>> Start INPUT ROWS

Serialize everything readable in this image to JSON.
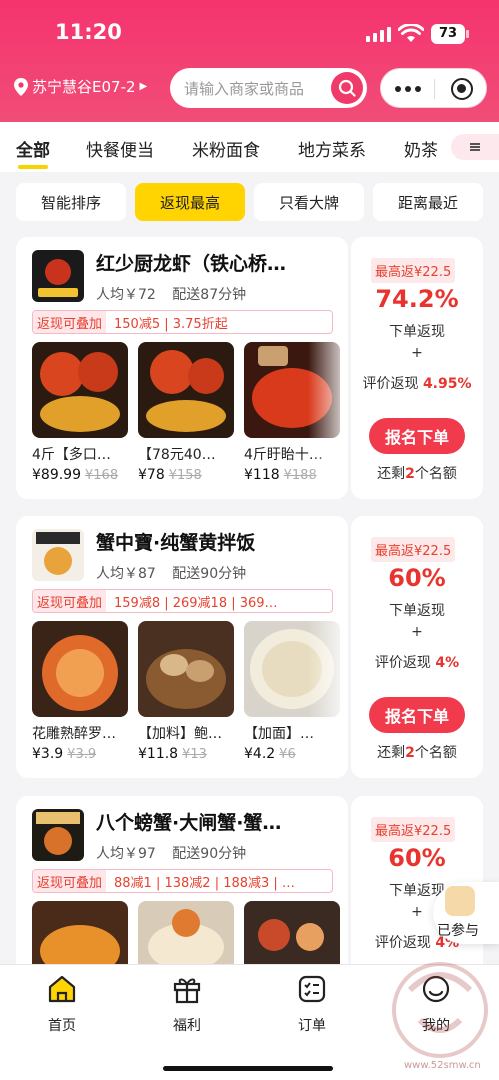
{
  "status": {
    "time": "11:20",
    "battery": "73"
  },
  "header": {
    "location": "苏宁慧谷E07-2",
    "search_placeholder": "请输入商家或商品"
  },
  "categories": [
    "全部",
    "快餐便当",
    "米粉面食",
    "地方菜系",
    "奶茶"
  ],
  "filters": [
    "智能排序",
    "返现最高",
    "只看大牌",
    "距离最近"
  ],
  "stores": [
    {
      "name": "红少厨龙虾（铁心桥…",
      "avg": "人均￥72",
      "delivery": "配送87分钟",
      "promo_tag": "返现可叠加",
      "promo_text": "150减5 | 3.75折起",
      "dishes": [
        {
          "name": "4斤【多口…",
          "price": "¥89.99",
          "orig": "¥168"
        },
        {
          "name": "【78元40…",
          "price": "¥78",
          "orig": "¥158"
        },
        {
          "name": "4斤盱眙十…",
          "price": "¥118",
          "orig": "¥188"
        }
      ],
      "max_rebate": "最高返¥22.5",
      "percent": "74.2%",
      "order_rebate": "下单返现",
      "plus": "+",
      "review_label": "评价返现",
      "review_pct": "4.95%",
      "button": "报名下单",
      "remain_pre": "还剩",
      "remain_num": "2",
      "remain_post": "个名额"
    },
    {
      "name": "蟹中寶·纯蟹黄拌饭",
      "avg": "人均￥87",
      "delivery": "配送90分钟",
      "promo_tag": "返现可叠加",
      "promo_text": "159减8 | 269减18 | 369…",
      "dishes": [
        {
          "name": "花雕熟醉罗…",
          "price": "¥3.9",
          "orig": "¥3.9"
        },
        {
          "name": "【加料】鲍…",
          "price": "¥11.8",
          "orig": "¥13"
        },
        {
          "name": "【加面】…",
          "price": "¥4.2",
          "orig": "¥6"
        }
      ],
      "max_rebate": "最高返¥22.5",
      "percent": "60%",
      "order_rebate": "下单返现",
      "plus": "+",
      "review_label": "评价返现",
      "review_pct": "4%",
      "button": "报名下单",
      "remain_pre": "还剩",
      "remain_num": "2",
      "remain_post": "个名额"
    },
    {
      "name": "八个螃蟹·大闸蟹·蟹…",
      "avg": "人均￥97",
      "delivery": "配送90分钟",
      "promo_tag": "返现可叠加",
      "promo_text": "88减1 | 138减2 | 188减3 | …",
      "max_rebate": "最高返¥22.5",
      "percent": "60%",
      "order_rebate": "下单返现",
      "plus": "+",
      "review_label": "评价返现",
      "review_pct": "4%"
    }
  ],
  "floating": {
    "joined": "已参与"
  },
  "nav": [
    "首页",
    "福利",
    "订单",
    "我的"
  ],
  "watermark": "www.52smw.cn",
  "colors": {
    "brand": "#f5336e",
    "accent": "#ffd400",
    "price_red": "#e8332f"
  }
}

>> End INPUT ROWS

Print out every entry above without changing a word, and leave out the pictures.

### THE SOLUTION:
Serialize everything readable in this image to JSON.
{
  "status": {
    "time": "11:20",
    "battery": "73"
  },
  "header": {
    "location": "苏宁慧谷E07-2",
    "search_placeholder": "请输入商家或商品"
  },
  "categories": [
    "全部",
    "快餐便当",
    "米粉面食",
    "地方菜系",
    "奶茶"
  ],
  "filters": [
    "智能排序",
    "返现最高",
    "只看大牌",
    "距离最近"
  ],
  "stores": [
    {
      "name": "红少厨龙虾（铁心桥…",
      "avg": "人均￥72",
      "delivery": "配送87分钟",
      "promo_tag": "返现可叠加",
      "promo_text": "150减5 | 3.75折起",
      "dishes": [
        {
          "name": "4斤【多口…",
          "price": "¥89.99",
          "orig": "¥168"
        },
        {
          "name": "【78元40…",
          "price": "¥78",
          "orig": "¥158"
        },
        {
          "name": "4斤盱眙十…",
          "price": "¥118",
          "orig": "¥188"
        }
      ],
      "max_rebate": "最高返¥22.5",
      "percent": "74.2%",
      "order_rebate": "下单返现",
      "plus": "+",
      "review_label": "评价返现",
      "review_pct": "4.95%",
      "button": "报名下单",
      "remain_pre": "还剩",
      "remain_num": "2",
      "remain_post": "个名额"
    },
    {
      "name": "蟹中寶·纯蟹黄拌饭",
      "avg": "人均￥87",
      "delivery": "配送90分钟",
      "promo_tag": "返现可叠加",
      "promo_text": "159减8 | 269减18 | 369…",
      "dishes": [
        {
          "name": "花雕熟醉罗…",
          "price": "¥3.9",
          "orig": "¥3.9"
        },
        {
          "name": "【加料】鲍…",
          "price": "¥11.8",
          "orig": "¥13"
        },
        {
          "name": "【加面】…",
          "price": "¥4.2",
          "orig": "¥6"
        }
      ],
      "max_rebate": "最高返¥22.5",
      "percent": "60%",
      "order_rebate": "下单返现",
      "plus": "+",
      "review_label": "评价返现",
      "review_pct": "4%",
      "button": "报名下单",
      "remain_pre": "还剩",
      "remain_num": "2",
      "remain_post": "个名额"
    },
    {
      "name": "八个螃蟹·大闸蟹·蟹…",
      "avg": "人均￥97",
      "delivery": "配送90分钟",
      "promo_tag": "返现可叠加",
      "promo_text": "88减1 | 138减2 | 188减3 | …",
      "max_rebate": "最高返¥22.5",
      "percent": "60%",
      "order_rebate": "下单返现",
      "plus": "+",
      "review_label": "评价返现",
      "review_pct": "4%"
    }
  ],
  "floating": {
    "joined": "已参与"
  },
  "nav": [
    "首页",
    "福利",
    "订单",
    "我的"
  ],
  "watermark": "www.52smw.cn",
  "colors": {
    "brand": "#f5336e",
    "accent": "#ffd400",
    "price_red": "#e8332f"
  }
}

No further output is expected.